任务内容:
将下面全部记录的每一行原样打印出来，不做任何改动。

记录列表:
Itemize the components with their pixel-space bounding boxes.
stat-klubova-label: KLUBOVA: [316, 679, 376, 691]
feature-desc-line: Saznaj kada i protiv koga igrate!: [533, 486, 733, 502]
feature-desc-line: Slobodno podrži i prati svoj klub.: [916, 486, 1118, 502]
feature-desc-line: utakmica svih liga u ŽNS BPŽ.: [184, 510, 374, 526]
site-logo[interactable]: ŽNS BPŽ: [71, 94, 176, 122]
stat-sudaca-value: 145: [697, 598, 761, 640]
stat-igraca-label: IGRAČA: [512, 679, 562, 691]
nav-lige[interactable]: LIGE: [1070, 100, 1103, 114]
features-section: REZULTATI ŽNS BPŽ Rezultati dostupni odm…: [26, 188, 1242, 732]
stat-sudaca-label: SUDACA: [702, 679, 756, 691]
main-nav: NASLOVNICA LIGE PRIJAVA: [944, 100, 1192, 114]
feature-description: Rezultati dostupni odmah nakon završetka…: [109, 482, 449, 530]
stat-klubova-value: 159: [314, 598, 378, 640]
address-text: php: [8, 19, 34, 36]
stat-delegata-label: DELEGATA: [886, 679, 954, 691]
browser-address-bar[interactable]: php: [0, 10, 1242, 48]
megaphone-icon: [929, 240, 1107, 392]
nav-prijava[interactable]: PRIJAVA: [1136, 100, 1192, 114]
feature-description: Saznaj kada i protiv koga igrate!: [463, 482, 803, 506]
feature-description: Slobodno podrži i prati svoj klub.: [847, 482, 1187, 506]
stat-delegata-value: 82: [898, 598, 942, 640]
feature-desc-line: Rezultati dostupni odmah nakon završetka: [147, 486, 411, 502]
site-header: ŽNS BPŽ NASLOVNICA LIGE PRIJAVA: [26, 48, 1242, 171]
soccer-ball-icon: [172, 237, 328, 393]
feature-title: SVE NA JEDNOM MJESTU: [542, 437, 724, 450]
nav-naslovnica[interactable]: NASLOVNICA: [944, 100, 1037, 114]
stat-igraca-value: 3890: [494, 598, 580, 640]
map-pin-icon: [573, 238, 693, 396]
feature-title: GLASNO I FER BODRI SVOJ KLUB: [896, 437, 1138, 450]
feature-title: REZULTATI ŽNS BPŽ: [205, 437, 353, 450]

正确结果:
Itemize the components with their pixel-space bounding boxes.
stat-klubova-label: KLUBOVA: [316, 679, 376, 691]
feature-desc-line: Saznaj kada i protiv koga igrate!: [533, 486, 733, 502]
feature-desc-line: Slobodno podrži i prati svoj klub.: [916, 486, 1118, 502]
feature-desc-line: utakmica svih liga u ŽNS BPŽ.: [184, 510, 374, 526]
site-logo[interactable]: ŽNS BPŽ: [71, 94, 176, 122]
stat-sudaca-value: 145: [697, 598, 761, 640]
stat-igraca-label: IGRAČA: [512, 679, 562, 691]
nav-lige[interactable]: LIGE: [1070, 100, 1103, 114]
features-section: REZULTATI ŽNS BPŽ Rezultati dostupni odm…: [26, 188, 1242, 732]
stat-sudaca-label: SUDACA: [702, 679, 756, 691]
main-nav: NASLOVNICA LIGE PRIJAVA: [944, 100, 1192, 114]
feature-description: Rezultati dostupni odmah nakon završetka…: [109, 482, 449, 530]
stat-klubova-value: 159: [314, 598, 378, 640]
address-text: php: [8, 19, 34, 36]
stat-delegata-label: DELEGATA: [886, 679, 954, 691]
browser-address-bar[interactable]: php: [0, 10, 1242, 48]
megaphone-icon: [929, 240, 1107, 392]
nav-prijava[interactable]: PRIJAVA: [1136, 100, 1192, 114]
feature-description: Saznaj kada i protiv koga igrate!: [463, 482, 803, 506]
feature-description: Slobodno podrži i prati svoj klub.: [847, 482, 1187, 506]
stat-delegata-value: 82: [898, 598, 942, 640]
feature-desc-line: Rezultati dostupni odmah nakon završetka: [147, 486, 411, 502]
site-header: ŽNS BPŽ NASLOVNICA LIGE PRIJAVA: [26, 48, 1242, 171]
soccer-ball-icon: [172, 237, 328, 393]
feature-title: SVE NA JEDNOM MJESTU: [542, 437, 724, 450]
nav-naslovnica[interactable]: NASLOVNICA: [944, 100, 1037, 114]
stat-igraca-value: 3890: [494, 598, 580, 640]
map-pin-icon: [573, 238, 693, 396]
feature-title: GLASNO I FER BODRI SVOJ KLUB: [896, 437, 1138, 450]
feature-title: REZULTATI ŽNS BPŽ: [205, 437, 353, 450]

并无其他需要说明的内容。